> _Given exercise_
Identify all lines in the data containing the string "Multilevel". Copy them out.

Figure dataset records

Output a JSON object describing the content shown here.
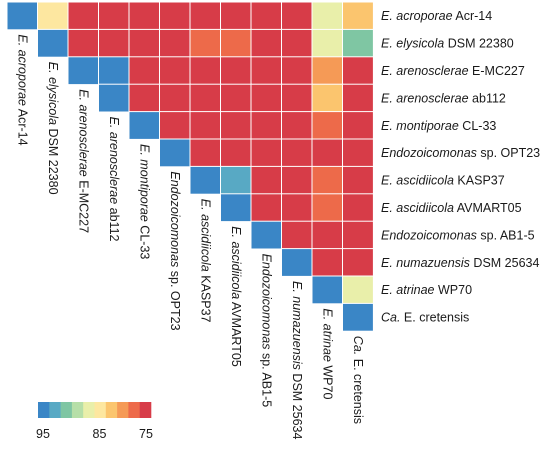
{
  "chart_data": {
    "type": "heatmap",
    "title": "",
    "layout": "upper-triangle",
    "strains": [
      {
        "epithet": "E. acroporae",
        "suffix": " Acr-14"
      },
      {
        "epithet": "E. elysicola",
        "suffix": " DSM 22380"
      },
      {
        "epithet": "E. arenosclerae",
        "suffix": " E-MC227"
      },
      {
        "epithet": "E. arenosclerae",
        "suffix": " ab112"
      },
      {
        "epithet": "E. montiporae",
        "suffix": " CL-33"
      },
      {
        "epithet": "Endozoicomonas",
        "suffix": " sp. OPT23"
      },
      {
        "epithet": "E. ascidiicola",
        "suffix": " KASP37"
      },
      {
        "epithet": "E. ascidiicola",
        "suffix": " AVMART05"
      },
      {
        "epithet": "Endozoicomonas",
        "suffix": " sp. AB1-5"
      },
      {
        "epithet": "E. numazuensis",
        "suffix": " DSM 25634"
      },
      {
        "epithet": "E. atrinae",
        "suffix": " WP70"
      },
      {
        "epithet": "Ca.",
        "suffix": " E. cretensis"
      }
    ],
    "matrix": [
      [
        97,
        83,
        75,
        75,
        75,
        75,
        75,
        75,
        75,
        75,
        86,
        82
      ],
      [
        null,
        97,
        75,
        75,
        75,
        76,
        77,
        77,
        75,
        75,
        86,
        90
      ],
      [
        null,
        null,
        97,
        94,
        75,
        76,
        75,
        75,
        75,
        75,
        80,
        75
      ],
      [
        null,
        null,
        null,
        97,
        75,
        75,
        75,
        75,
        75,
        75,
        81,
        75
      ],
      [
        null,
        null,
        null,
        null,
        97,
        76,
        75,
        75,
        75,
        75,
        77,
        75
      ],
      [
        null,
        null,
        null,
        null,
        null,
        97,
        75,
        75,
        75,
        75,
        75,
        75
      ],
      [
        null,
        null,
        null,
        null,
        null,
        null,
        97,
        93,
        75,
        75,
        77,
        76
      ],
      [
        null,
        null,
        null,
        null,
        null,
        null,
        null,
        97,
        75,
        75,
        77,
        76
      ],
      [
        null,
        null,
        null,
        null,
        null,
        null,
        null,
        null,
        97,
        75,
        76,
        75
      ],
      [
        null,
        null,
        null,
        null,
        null,
        null,
        null,
        null,
        null,
        97,
        76,
        75
      ],
      [
        null,
        null,
        null,
        null,
        null,
        null,
        null,
        null,
        null,
        null,
        97,
        86
      ],
      [
        null,
        null,
        null,
        null,
        null,
        null,
        null,
        null,
        null,
        null,
        null,
        97
      ]
    ],
    "color_range": [
      95,
      75
    ],
    "legend": {
      "colors": [
        "#3a86c6",
        "#58a9c4",
        "#7fc6a3",
        "#b6dfa8",
        "#e9efaa",
        "#fde7a0",
        "#fbc56e",
        "#f59a56",
        "#ed6a4a",
        "#d73c48"
      ],
      "ticks": [
        "95",
        "85",
        "75"
      ]
    },
    "palette": {
      "high": "#3a86c6",
      "low": "#d73c48"
    }
  }
}
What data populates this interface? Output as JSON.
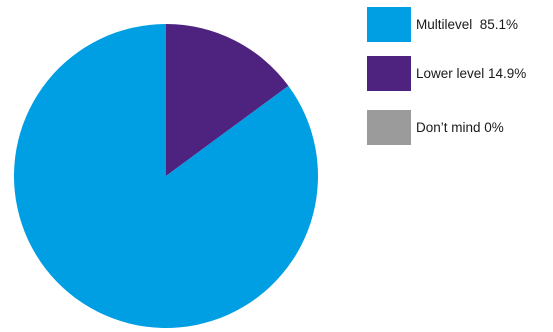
{
  "chart_data": {
    "type": "pie",
    "title": "",
    "slices": [
      {
        "label": "Multilevel  85.1%",
        "category": "Multilevel",
        "value": 85.1,
        "color": "#009fe3"
      },
      {
        "label": "Lower level 14.9%",
        "category": "Lower level",
        "value": 14.9,
        "color": "#4e237f"
      },
      {
        "label": "Don’t mind 0%",
        "category": "Don’t mind",
        "value": 0,
        "color": "#9b9b9b"
      }
    ],
    "start_angle": "12 o'clock",
    "direction": "counter-clockwise",
    "legend_position": "right"
  }
}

> _Complete output_
        "label": "Multilevel  85.1%",
        "category": "Multilevel",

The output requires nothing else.